**To do**
Restate, word for word, every line of the data.

**Records**
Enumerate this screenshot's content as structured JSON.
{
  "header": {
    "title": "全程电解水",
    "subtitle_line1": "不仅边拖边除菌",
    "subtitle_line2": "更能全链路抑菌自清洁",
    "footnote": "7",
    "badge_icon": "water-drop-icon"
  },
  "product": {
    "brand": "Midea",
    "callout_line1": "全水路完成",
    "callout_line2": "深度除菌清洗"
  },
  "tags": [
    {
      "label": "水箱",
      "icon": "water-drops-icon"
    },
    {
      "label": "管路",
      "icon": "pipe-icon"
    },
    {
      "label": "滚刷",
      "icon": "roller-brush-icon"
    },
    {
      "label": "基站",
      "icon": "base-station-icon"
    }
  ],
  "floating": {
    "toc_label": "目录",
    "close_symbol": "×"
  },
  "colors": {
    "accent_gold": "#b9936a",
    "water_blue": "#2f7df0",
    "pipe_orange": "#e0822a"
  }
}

**In response**
Enumerate this screenshot's content as structured JSON.
{
  "header": {
    "title": "全程电解水",
    "subtitle_line1": "不仅边拖边除菌",
    "subtitle_line2": "更能全链路抑菌自清洁",
    "footnote": "7",
    "badge_icon": "water-drop-icon"
  },
  "product": {
    "brand": "Midea",
    "callout_line1": "全水路完成",
    "callout_line2": "深度除菌清洗"
  },
  "tags": [
    {
      "label": "水箱",
      "icon": "water-drops-icon"
    },
    {
      "label": "管路",
      "icon": "pipe-icon"
    },
    {
      "label": "滚刷",
      "icon": "roller-brush-icon"
    },
    {
      "label": "基站",
      "icon": "base-station-icon"
    }
  ],
  "floating": {
    "toc_label": "目录",
    "close_symbol": "×"
  },
  "colors": {
    "accent_gold": "#b9936a",
    "water_blue": "#2f7df0",
    "pipe_orange": "#e0822a"
  }
}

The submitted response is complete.